----- MATERIAL TO PROCESS -----

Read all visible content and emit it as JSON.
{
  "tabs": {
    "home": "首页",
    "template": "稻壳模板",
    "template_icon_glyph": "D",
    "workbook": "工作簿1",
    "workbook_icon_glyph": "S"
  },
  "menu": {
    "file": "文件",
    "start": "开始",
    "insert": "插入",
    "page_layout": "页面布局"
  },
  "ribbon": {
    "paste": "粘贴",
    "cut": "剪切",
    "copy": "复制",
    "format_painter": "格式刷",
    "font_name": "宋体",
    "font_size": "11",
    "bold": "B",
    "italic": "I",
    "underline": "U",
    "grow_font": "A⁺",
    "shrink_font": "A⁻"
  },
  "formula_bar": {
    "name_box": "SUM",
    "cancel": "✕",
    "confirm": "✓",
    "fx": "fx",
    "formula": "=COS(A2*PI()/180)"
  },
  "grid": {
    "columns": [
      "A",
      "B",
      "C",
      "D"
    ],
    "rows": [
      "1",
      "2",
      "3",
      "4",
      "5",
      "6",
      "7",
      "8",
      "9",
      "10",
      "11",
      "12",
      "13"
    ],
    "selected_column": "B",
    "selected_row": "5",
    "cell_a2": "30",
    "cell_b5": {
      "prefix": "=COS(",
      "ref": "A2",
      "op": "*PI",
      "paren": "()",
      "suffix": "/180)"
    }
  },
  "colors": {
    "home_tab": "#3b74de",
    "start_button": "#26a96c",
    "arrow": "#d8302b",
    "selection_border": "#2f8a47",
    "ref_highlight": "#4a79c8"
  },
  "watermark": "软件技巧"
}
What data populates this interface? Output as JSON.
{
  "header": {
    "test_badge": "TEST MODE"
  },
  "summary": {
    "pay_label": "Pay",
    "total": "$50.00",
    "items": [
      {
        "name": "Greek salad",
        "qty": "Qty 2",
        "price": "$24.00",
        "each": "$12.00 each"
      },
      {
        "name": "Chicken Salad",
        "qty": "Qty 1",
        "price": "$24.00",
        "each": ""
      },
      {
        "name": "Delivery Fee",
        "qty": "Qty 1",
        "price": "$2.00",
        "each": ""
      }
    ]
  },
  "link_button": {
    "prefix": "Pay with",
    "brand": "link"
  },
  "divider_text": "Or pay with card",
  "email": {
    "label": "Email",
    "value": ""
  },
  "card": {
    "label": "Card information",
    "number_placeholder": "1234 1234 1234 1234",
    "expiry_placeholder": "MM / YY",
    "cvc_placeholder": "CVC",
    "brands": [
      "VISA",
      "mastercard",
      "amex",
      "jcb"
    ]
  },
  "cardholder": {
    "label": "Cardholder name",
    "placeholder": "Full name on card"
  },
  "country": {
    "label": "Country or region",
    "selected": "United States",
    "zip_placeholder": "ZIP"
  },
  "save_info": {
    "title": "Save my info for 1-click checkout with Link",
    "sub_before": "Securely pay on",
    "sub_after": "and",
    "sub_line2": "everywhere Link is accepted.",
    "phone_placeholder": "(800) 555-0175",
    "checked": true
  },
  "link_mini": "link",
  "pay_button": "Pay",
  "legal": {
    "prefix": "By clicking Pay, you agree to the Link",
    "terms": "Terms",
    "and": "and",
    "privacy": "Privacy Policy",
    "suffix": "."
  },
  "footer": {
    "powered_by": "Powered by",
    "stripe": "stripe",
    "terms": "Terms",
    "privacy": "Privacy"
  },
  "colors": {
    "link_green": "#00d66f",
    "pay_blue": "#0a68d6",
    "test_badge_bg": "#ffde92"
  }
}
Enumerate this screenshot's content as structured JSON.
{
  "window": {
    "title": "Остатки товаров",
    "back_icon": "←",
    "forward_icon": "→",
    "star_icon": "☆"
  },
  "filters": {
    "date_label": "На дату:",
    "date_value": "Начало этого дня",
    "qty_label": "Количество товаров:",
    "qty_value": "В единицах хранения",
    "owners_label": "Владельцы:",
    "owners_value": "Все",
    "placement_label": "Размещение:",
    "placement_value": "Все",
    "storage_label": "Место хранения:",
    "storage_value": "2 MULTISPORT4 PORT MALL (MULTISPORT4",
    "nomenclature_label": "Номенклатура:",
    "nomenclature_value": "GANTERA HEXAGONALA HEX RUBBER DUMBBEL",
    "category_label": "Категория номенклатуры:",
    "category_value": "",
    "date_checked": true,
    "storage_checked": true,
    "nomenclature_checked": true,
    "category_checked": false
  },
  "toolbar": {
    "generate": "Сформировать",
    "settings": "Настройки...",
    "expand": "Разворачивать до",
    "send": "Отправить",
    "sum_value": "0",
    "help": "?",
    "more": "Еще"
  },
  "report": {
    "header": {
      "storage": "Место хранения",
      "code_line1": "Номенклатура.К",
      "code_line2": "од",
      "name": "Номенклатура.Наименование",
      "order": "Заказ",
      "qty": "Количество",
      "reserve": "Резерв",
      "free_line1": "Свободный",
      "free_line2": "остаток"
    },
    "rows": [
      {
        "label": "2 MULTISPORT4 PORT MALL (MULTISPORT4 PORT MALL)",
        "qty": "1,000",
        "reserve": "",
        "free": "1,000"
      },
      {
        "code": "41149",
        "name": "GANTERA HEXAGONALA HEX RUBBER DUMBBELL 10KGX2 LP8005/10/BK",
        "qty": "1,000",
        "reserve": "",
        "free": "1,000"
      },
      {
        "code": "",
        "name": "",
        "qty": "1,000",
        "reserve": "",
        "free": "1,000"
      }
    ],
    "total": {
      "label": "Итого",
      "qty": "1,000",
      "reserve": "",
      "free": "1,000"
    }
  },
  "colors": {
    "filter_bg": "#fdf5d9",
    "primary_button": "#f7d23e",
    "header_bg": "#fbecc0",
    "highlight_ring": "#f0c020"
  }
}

-----

PROBLEM TO SOLVE -> The entries above must be returned in full, exactly as shown.

EXERCISE RESULT ->
Read all visible content and emit it as JSON.
{
  "tabs": {
    "home": "首页",
    "template": "稻壳模板",
    "template_icon_glyph": "D",
    "workbook": "工作簿1",
    "workbook_icon_glyph": "S"
  },
  "menu": {
    "file": "文件",
    "start": "开始",
    "insert": "插入",
    "page_layout": "页面布局"
  },
  "ribbon": {
    "paste": "粘贴",
    "cut": "剪切",
    "copy": "复制",
    "format_painter": "格式刷",
    "font_name": "宋体",
    "font_size": "11",
    "bold": "B",
    "italic": "I",
    "underline": "U",
    "grow_font": "A⁺",
    "shrink_font": "A⁻"
  },
  "formula_bar": {
    "name_box": "SUM",
    "cancel": "✕",
    "confirm": "✓",
    "fx": "fx",
    "formula": "=COS(A2*PI()/180)"
  },
  "grid": {
    "columns": [
      "A",
      "B",
      "C",
      "D"
    ],
    "rows": [
      "1",
      "2",
      "3",
      "4",
      "5",
      "6",
      "7",
      "8",
      "9",
      "10",
      "11",
      "12",
      "13"
    ],
    "selected_column": "B",
    "selected_row": "5",
    "cell_a2": "30",
    "cell_b5": {
      "prefix": "=COS(",
      "ref": "A2",
      "op": "*PI",
      "paren": "()",
      "suffix": "/180)"
    }
  },
  "colors": {
    "home_tab": "#3b74de",
    "start_button": "#26a96c",
    "arrow": "#d8302b",
    "selection_border": "#2f8a47",
    "ref_highlight": "#4a79c8"
  },
  "watermark": "软件技巧"
}
What data populates this interface? Output as JSON.
{
  "header": {
    "test_badge": "TEST MODE"
  },
  "summary": {
    "pay_label": "Pay",
    "total": "$50.00",
    "items": [
      {
        "name": "Greek salad",
        "qty": "Qty 2",
        "price": "$24.00",
        "each": "$12.00 each"
      },
      {
        "name": "Chicken Salad",
        "qty": "Qty 1",
        "price": "$24.00",
        "each": ""
      },
      {
        "name": "Delivery Fee",
        "qty": "Qty 1",
        "price": "$2.00",
        "each": ""
      }
    ]
  },
  "link_button": {
    "prefix": "Pay with",
    "brand": "link"
  },
  "divider_text": "Or pay with card",
  "email": {
    "label": "Email",
    "value": ""
  },
  "card": {
    "label": "Card information",
    "number_placeholder": "1234 1234 1234 1234",
    "expiry_placeholder": "MM / YY",
    "cvc_placeholder": "CVC",
    "brands": [
      "VISA",
      "mastercard",
      "amex",
      "jcb"
    ]
  },
  "cardholder": {
    "label": "Cardholder name",
    "placeholder": "Full name on card"
  },
  "country": {
    "label": "Country or region",
    "selected": "United States",
    "zip_placeholder": "ZIP"
  },
  "save_info": {
    "title": "Save my info for 1-click checkout with Link",
    "sub_before": "Securely pay on",
    "sub_after": "and",
    "sub_line2": "everywhere Link is accepted.",
    "phone_placeholder": "(800) 555-0175",
    "checked": true
  },
  "link_mini": "link",
  "pay_button": "Pay",
  "legal": {
    "prefix": "By clicking Pay, you agree to the Link",
    "terms": "Terms",
    "and": "and",
    "privacy": "Privacy Policy",
    "suffix": "."
  },
  "footer": {
    "powered_by": "Powered by",
    "stripe": "stripe",
    "terms": "Terms",
    "privacy": "Privacy"
  },
  "colors": {
    "link_green": "#00d66f",
    "pay_blue": "#0a68d6",
    "test_badge_bg": "#ffde92"
  }
}
Enumerate this screenshot's content as structured JSON.
{
  "window": {
    "title": "Остатки товаров",
    "back_icon": "←",
    "forward_icon": "→",
    "star_icon": "☆"
  },
  "filters": {
    "date_label": "На дату:",
    "date_value": "Начало этого дня",
    "qty_label": "Количество товаров:",
    "qty_value": "В единицах хранения",
    "owners_label": "Владельцы:",
    "owners_value": "Все",
    "placement_label": "Размещение:",
    "placement_value": "Все",
    "storage_label": "Место хранения:",
    "storage_value": "2 MULTISPORT4 PORT MALL (MULTISPORT4",
    "nomenclature_label": "Номенклатура:",
    "nomenclature_value": "GANTERA HEXAGONALA HEX RUBBER DUMBBEL",
    "category_label": "Категория номенклатуры:",
    "category_value": "",
    "date_checked": true,
    "storage_checked": true,
    "nomenclature_checked": true,
    "category_checked": false
  },
  "toolbar": {
    "generate": "Сформировать",
    "settings": "Настройки...",
    "expand": "Разворачивать до",
    "send": "Отправить",
    "sum_value": "0",
    "help": "?",
    "more": "Еще"
  },
  "report": {
    "header": {
      "storage": "Место хранения",
      "code_line1": "Номенклатура.К",
      "code_line2": "од",
      "name": "Номенклатура.Наименование",
      "order": "Заказ",
      "qty": "Количество",
      "reserve": "Резерв",
      "free_line1": "Свободный",
      "free_line2": "остаток"
    },
    "rows": [
      {
        "label": "2 MULTISPORT4 PORT MALL (MULTISPORT4 PORT MALL)",
        "qty": "1,000",
        "reserve": "",
        "free": "1,000"
      },
      {
        "code": "41149",
        "name": "GANTERA HEXAGONALA HEX RUBBER DUMBBELL 10KGX2 LP8005/10/BK",
        "qty": "1,000",
        "reserve": "",
        "free": "1,000"
      },
      {
        "code": "",
        "name": "",
        "qty": "1,000",
        "reserve": "",
        "free": "1,000"
      }
    ],
    "total": {
      "label": "Итого",
      "qty": "1,000",
      "reserve": "",
      "free": "1,000"
    }
  },
  "colors": {
    "filter_bg": "#fdf5d9",
    "primary_button": "#f7d23e",
    "header_bg": "#fbecc0",
    "highlight_ring": "#f0c020"
  }
}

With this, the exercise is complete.